- [Short problem]:
Quote all of the entries word for word.
===== The records =====
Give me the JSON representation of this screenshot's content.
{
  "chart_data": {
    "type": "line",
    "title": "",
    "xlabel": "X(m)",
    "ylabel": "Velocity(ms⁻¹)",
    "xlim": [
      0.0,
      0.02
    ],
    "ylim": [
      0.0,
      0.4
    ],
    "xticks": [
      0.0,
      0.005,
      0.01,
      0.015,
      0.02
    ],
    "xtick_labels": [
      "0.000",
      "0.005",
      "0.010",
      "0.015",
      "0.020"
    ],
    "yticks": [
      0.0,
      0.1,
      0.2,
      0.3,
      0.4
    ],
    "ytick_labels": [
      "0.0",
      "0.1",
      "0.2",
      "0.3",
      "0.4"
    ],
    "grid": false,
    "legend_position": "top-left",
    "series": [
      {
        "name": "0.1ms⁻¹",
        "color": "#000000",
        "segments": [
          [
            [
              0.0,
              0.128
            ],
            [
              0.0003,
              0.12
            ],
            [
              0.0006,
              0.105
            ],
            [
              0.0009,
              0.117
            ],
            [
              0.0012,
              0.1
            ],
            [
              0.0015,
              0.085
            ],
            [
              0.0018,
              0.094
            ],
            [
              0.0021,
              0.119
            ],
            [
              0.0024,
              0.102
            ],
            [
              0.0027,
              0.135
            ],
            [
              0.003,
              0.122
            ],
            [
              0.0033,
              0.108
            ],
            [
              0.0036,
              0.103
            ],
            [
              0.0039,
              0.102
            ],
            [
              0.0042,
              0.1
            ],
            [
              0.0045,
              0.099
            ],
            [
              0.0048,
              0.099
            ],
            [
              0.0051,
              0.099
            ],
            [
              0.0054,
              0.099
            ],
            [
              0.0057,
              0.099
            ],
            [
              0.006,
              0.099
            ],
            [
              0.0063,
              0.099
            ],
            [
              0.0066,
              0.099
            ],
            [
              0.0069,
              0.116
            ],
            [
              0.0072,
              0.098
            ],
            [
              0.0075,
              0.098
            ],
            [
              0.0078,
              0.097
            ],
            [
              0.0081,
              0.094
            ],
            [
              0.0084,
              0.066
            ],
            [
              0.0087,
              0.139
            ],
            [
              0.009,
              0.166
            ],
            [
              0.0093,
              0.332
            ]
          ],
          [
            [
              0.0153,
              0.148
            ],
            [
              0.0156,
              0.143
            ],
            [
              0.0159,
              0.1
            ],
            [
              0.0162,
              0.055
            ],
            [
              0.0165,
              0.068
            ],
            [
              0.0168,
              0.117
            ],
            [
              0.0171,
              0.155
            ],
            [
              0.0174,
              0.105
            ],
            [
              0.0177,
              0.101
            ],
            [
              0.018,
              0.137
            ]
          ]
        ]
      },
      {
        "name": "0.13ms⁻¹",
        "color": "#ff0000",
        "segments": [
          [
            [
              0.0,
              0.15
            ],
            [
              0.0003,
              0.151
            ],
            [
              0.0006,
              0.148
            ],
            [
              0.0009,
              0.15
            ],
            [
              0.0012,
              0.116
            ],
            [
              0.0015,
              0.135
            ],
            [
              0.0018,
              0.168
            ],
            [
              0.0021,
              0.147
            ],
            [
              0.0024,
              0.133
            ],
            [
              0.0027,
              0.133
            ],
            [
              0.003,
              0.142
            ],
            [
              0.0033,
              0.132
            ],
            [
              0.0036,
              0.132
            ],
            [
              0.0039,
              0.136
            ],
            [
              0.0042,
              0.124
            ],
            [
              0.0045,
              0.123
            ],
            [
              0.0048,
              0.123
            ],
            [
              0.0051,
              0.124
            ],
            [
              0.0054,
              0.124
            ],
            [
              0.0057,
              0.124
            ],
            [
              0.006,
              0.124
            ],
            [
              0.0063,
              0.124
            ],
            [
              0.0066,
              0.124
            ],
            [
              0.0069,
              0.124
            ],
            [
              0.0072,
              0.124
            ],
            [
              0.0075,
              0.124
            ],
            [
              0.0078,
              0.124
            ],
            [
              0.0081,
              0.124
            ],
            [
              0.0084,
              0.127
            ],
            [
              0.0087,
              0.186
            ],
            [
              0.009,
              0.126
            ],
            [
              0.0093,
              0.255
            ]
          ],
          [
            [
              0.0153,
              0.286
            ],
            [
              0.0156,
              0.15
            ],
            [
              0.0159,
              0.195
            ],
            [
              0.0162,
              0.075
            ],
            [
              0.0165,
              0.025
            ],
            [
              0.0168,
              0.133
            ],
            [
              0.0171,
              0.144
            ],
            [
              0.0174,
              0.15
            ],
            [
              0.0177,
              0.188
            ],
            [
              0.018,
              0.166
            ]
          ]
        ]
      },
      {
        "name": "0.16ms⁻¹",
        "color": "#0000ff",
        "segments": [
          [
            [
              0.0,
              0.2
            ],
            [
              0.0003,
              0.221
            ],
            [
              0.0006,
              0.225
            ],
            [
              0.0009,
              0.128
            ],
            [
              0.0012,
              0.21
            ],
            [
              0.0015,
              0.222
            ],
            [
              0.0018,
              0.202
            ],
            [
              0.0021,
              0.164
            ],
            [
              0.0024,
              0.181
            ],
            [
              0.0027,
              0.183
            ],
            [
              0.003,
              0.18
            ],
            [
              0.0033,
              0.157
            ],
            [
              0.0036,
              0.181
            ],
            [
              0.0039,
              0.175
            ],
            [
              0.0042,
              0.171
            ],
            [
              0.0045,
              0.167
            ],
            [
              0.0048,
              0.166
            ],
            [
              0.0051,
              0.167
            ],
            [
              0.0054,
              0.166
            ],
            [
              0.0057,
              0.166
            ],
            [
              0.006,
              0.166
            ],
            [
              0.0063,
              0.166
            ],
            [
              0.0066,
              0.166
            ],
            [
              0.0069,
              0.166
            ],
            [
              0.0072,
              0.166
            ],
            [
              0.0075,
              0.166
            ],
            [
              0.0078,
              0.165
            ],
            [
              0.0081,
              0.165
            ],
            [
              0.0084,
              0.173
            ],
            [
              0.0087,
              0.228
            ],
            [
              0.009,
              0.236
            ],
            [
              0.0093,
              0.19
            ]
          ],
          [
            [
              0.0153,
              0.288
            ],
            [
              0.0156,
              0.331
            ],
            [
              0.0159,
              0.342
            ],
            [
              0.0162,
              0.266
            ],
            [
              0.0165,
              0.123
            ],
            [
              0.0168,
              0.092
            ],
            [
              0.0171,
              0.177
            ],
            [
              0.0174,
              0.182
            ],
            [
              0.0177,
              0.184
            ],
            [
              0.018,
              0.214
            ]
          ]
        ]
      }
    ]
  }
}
=====
- [Expected output]:
Give me the JSON representation of this screenshot's content.
{
  "chart_data": {
    "type": "line",
    "title": "",
    "xlabel": "X(m)",
    "ylabel": "Velocity(ms⁻¹)",
    "xlim": [
      0.0,
      0.02
    ],
    "ylim": [
      0.0,
      0.4
    ],
    "xticks": [
      0.0,
      0.005,
      0.01,
      0.015,
      0.02
    ],
    "xtick_labels": [
      "0.000",
      "0.005",
      "0.010",
      "0.015",
      "0.020"
    ],
    "yticks": [
      0.0,
      0.1,
      0.2,
      0.3,
      0.4
    ],
    "ytick_labels": [
      "0.0",
      "0.1",
      "0.2",
      "0.3",
      "0.4"
    ],
    "grid": false,
    "legend_position": "top-left",
    "series": [
      {
        "name": "0.1ms⁻¹",
        "color": "#000000",
        "segments": [
          [
            [
              0.0,
              0.128
            ],
            [
              0.0003,
              0.12
            ],
            [
              0.0006,
              0.105
            ],
            [
              0.0009,
              0.117
            ],
            [
              0.0012,
              0.1
            ],
            [
              0.0015,
              0.085
            ],
            [
              0.0018,
              0.094
            ],
            [
              0.0021,
              0.119
            ],
            [
              0.0024,
              0.102
            ],
            [
              0.0027,
              0.135
            ],
            [
              0.003,
              0.122
            ],
            [
              0.0033,
              0.108
            ],
            [
              0.0036,
              0.103
            ],
            [
              0.0039,
              0.102
            ],
            [
              0.0042,
              0.1
            ],
            [
              0.0045,
              0.099
            ],
            [
              0.0048,
              0.099
            ],
            [
              0.0051,
              0.099
            ],
            [
              0.0054,
              0.099
            ],
            [
              0.0057,
              0.099
            ],
            [
              0.006,
              0.099
            ],
            [
              0.0063,
              0.099
            ],
            [
              0.0066,
              0.099
            ],
            [
              0.0069,
              0.116
            ],
            [
              0.0072,
              0.098
            ],
            [
              0.0075,
              0.098
            ],
            [
              0.0078,
              0.097
            ],
            [
              0.0081,
              0.094
            ],
            [
              0.0084,
              0.066
            ],
            [
              0.0087,
              0.139
            ],
            [
              0.009,
              0.166
            ],
            [
              0.0093,
              0.332
            ]
          ],
          [
            [
              0.0153,
              0.148
            ],
            [
              0.0156,
              0.143
            ],
            [
              0.0159,
              0.1
            ],
            [
              0.0162,
              0.055
            ],
            [
              0.0165,
              0.068
            ],
            [
              0.0168,
              0.117
            ],
            [
              0.0171,
              0.155
            ],
            [
              0.0174,
              0.105
            ],
            [
              0.0177,
              0.101
            ],
            [
              0.018,
              0.137
            ]
          ]
        ]
      },
      {
        "name": "0.13ms⁻¹",
        "color": "#ff0000",
        "segments": [
          [
            [
              0.0,
              0.15
            ],
            [
              0.0003,
              0.151
            ],
            [
              0.0006,
              0.148
            ],
            [
              0.0009,
              0.15
            ],
            [
              0.0012,
              0.116
            ],
            [
              0.0015,
              0.135
            ],
            [
              0.0018,
              0.168
            ],
            [
              0.0021,
              0.147
            ],
            [
              0.0024,
              0.133
            ],
            [
              0.0027,
              0.133
            ],
            [
              0.003,
              0.142
            ],
            [
              0.0033,
              0.132
            ],
            [
              0.0036,
              0.132
            ],
            [
              0.0039,
              0.136
            ],
            [
              0.0042,
              0.124
            ],
            [
              0.0045,
              0.123
            ],
            [
              0.0048,
              0.123
            ],
            [
              0.0051,
              0.124
            ],
            [
              0.0054,
              0.124
            ],
            [
              0.0057,
              0.124
            ],
            [
              0.006,
              0.124
            ],
            [
              0.0063,
              0.124
            ],
            [
              0.0066,
              0.124
            ],
            [
              0.0069,
              0.124
            ],
            [
              0.0072,
              0.124
            ],
            [
              0.0075,
              0.124
            ],
            [
              0.0078,
              0.124
            ],
            [
              0.0081,
              0.124
            ],
            [
              0.0084,
              0.127
            ],
            [
              0.0087,
              0.186
            ],
            [
              0.009,
              0.126
            ],
            [
              0.0093,
              0.255
            ]
          ],
          [
            [
              0.0153,
              0.286
            ],
            [
              0.0156,
              0.15
            ],
            [
              0.0159,
              0.195
            ],
            [
              0.0162,
              0.075
            ],
            [
              0.0165,
              0.025
            ],
            [
              0.0168,
              0.133
            ],
            [
              0.0171,
              0.144
            ],
            [
              0.0174,
              0.15
            ],
            [
              0.0177,
              0.188
            ],
            [
              0.018,
              0.166
            ]
          ]
        ]
      },
      {
        "name": "0.16ms⁻¹",
        "color": "#0000ff",
        "segments": [
          [
            [
              0.0,
              0.2
            ],
            [
              0.0003,
              0.221
            ],
            [
              0.0006,
              0.225
            ],
            [
              0.0009,
              0.128
            ],
            [
              0.0012,
              0.21
            ],
            [
              0.0015,
              0.222
            ],
            [
              0.0018,
              0.202
            ],
            [
              0.0021,
              0.164
            ],
            [
              0.0024,
              0.181
            ],
            [
              0.0027,
              0.183
            ],
            [
              0.003,
              0.18
            ],
            [
              0.0033,
              0.157
            ],
            [
              0.0036,
              0.181
            ],
            [
              0.0039,
              0.175
            ],
            [
              0.0042,
              0.171
            ],
            [
              0.0045,
              0.167
            ],
            [
              0.0048,
              0.166
            ],
            [
              0.0051,
              0.167
            ],
            [
              0.0054,
              0.166
            ],
            [
              0.0057,
              0.166
            ],
            [
              0.006,
              0.166
            ],
            [
              0.0063,
              0.166
            ],
            [
              0.0066,
              0.166
            ],
            [
              0.0069,
              0.166
            ],
            [
              0.0072,
              0.166
            ],
            [
              0.0075,
              0.166
            ],
            [
              0.0078,
              0.165
            ],
            [
              0.0081,
              0.165
            ],
            [
              0.0084,
              0.173
            ],
            [
              0.0087,
              0.228
            ],
            [
              0.009,
              0.236
            ],
            [
              0.0093,
              0.19
            ]
          ],
          [
            [
              0.0153,
              0.288
            ],
            [
              0.0156,
              0.331
            ],
            [
              0.0159,
              0.342
            ],
            [
              0.0162,
              0.266
            ],
            [
              0.0165,
              0.123
            ],
            [
              0.0168,
              0.092
            ],
            [
              0.0171,
              0.177
            ],
            [
              0.0174,
              0.182
            ],
            [
              0.0177,
              0.184
            ],
            [
              0.018,
              0.214
            ]
          ]
        ]
      }
    ]
  }
}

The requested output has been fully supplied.